* _What is asked_:
Every line holding the string "control" should be gathered.

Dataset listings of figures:
◆ ◆ ◆ ◆

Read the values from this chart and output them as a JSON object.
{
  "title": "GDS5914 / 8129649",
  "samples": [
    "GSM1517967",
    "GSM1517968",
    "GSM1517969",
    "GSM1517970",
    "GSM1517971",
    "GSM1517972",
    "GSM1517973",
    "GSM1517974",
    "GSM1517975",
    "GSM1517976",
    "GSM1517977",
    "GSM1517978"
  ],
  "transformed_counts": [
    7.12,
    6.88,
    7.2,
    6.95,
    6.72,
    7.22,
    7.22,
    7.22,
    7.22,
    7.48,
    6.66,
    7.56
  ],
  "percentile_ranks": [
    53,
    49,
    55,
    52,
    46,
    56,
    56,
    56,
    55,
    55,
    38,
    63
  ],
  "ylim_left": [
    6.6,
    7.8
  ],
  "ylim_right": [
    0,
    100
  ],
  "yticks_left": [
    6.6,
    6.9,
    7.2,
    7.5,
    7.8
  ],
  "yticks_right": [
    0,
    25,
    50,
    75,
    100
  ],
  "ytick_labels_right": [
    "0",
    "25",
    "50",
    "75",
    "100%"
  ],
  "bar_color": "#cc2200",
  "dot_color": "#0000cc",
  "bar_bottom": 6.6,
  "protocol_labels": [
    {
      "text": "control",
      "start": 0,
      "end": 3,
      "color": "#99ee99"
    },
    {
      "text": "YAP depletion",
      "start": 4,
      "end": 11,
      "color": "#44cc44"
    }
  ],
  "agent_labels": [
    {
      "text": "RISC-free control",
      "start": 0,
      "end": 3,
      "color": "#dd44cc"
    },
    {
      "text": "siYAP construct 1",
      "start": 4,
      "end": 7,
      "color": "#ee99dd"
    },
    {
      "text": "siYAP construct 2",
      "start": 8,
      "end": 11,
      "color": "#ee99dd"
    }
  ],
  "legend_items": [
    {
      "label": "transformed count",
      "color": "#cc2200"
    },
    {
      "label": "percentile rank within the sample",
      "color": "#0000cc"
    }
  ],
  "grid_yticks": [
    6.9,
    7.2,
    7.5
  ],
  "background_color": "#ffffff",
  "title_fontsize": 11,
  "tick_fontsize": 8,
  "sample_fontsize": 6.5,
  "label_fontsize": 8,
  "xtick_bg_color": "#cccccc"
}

◆ ◆ ◆ ◆

* _Task answer_:
      "text": "control",
      "text": "RISC-free control",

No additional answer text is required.